▶ [Data]:
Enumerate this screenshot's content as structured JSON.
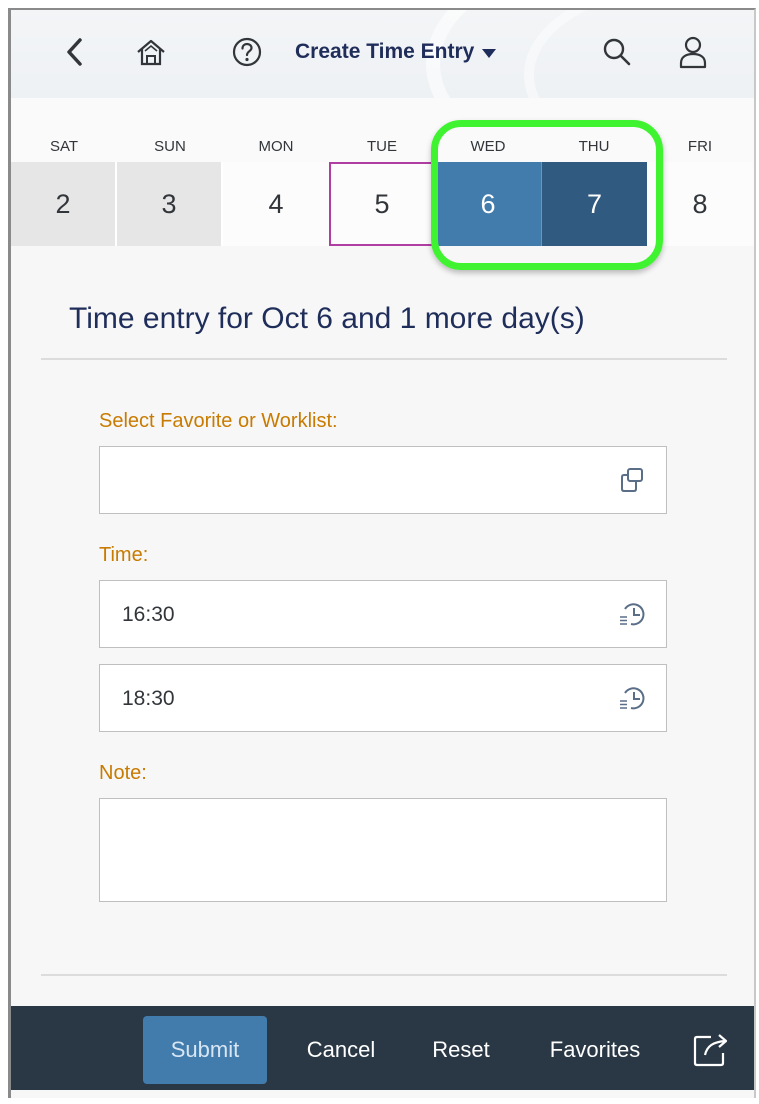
{
  "header": {
    "title": "Create Time Entry",
    "icons": [
      "back-icon",
      "home-icon",
      "help-icon",
      "dropdown-icon",
      "search-icon",
      "user-icon"
    ]
  },
  "calendar": {
    "days": [
      {
        "name": "SAT",
        "num": "2",
        "state": "weekend"
      },
      {
        "name": "SUN",
        "num": "3",
        "state": "weekend"
      },
      {
        "name": "MON",
        "num": "4",
        "state": "normal"
      },
      {
        "name": "TUE",
        "num": "5",
        "state": "today"
      },
      {
        "name": "WED",
        "num": "6",
        "state": "selected"
      },
      {
        "name": "THU",
        "num": "7",
        "state": "selected"
      },
      {
        "name": "FRI",
        "num": "8",
        "state": "normal"
      }
    ]
  },
  "form": {
    "title": "Time entry for Oct 6 and 1 more day(s)",
    "favorite_label": "Select Favorite or Worklist:",
    "favorite_value": "",
    "time_label": "Time:",
    "start_time": "16:30",
    "end_time": "18:30",
    "note_label": "Note:",
    "note_value": ""
  },
  "footer": {
    "submit": "Submit",
    "cancel": "Cancel",
    "reset": "Reset",
    "favorites": "Favorites",
    "share_icon": "share-icon"
  },
  "colors": {
    "accent": "#427cac",
    "selected_dark": "#305a80",
    "label": "#c87b00",
    "highlight": "#3ff331",
    "footer": "#2a3845"
  }
}
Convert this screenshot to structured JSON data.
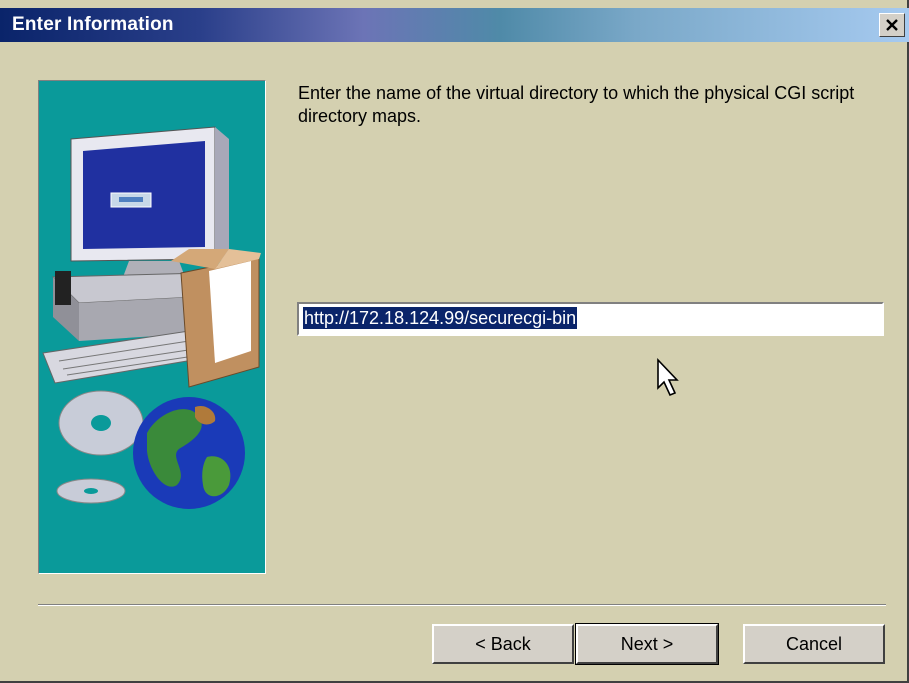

▶ [Instructions to follow]: All of the material above is to be copied exactly, except for its images.

▶ [Expected answer]:
Enumerate this screenshot's content as structured JSON.
{
  "header": {
    "title": "Create Time Entry",
    "icons": [
      "back-icon",
      "home-icon",
      "help-icon",
      "dropdown-icon",
      "search-icon",
      "user-icon"
    ]
  },
  "calendar": {
    "days": [
      {
        "name": "SAT",
        "num": "2",
        "state": "weekend"
      },
      {
        "name": "SUN",
        "num": "3",
        "state": "weekend"
      },
      {
        "name": "MON",
        "num": "4",
        "state": "normal"
      },
      {
        "name": "TUE",
        "num": "5",
        "state": "today"
      },
      {
        "name": "WED",
        "num": "6",
        "state": "selected"
      },
      {
        "name": "THU",
        "num": "7",
        "state": "selected"
      },
      {
        "name": "FRI",
        "num": "8",
        "state": "normal"
      }
    ]
  },
  "form": {
    "title": "Time entry for Oct 6 and 1 more day(s)",
    "favorite_label": "Select Favorite or Worklist:",
    "favorite_value": "",
    "time_label": "Time:",
    "start_time": "16:30",
    "end_time": "18:30",
    "note_label": "Note:",
    "note_value": ""
  },
  "footer": {
    "submit": "Submit",
    "cancel": "Cancel",
    "reset": "Reset",
    "favorites": "Favorites",
    "share_icon": "share-icon"
  },
  "colors": {
    "accent": "#427cac",
    "selected_dark": "#305a80",
    "label": "#c87b00",
    "highlight": "#3ff331",
    "footer": "#2a3845"
  }
}
Convert this screenshot to structured JSON data.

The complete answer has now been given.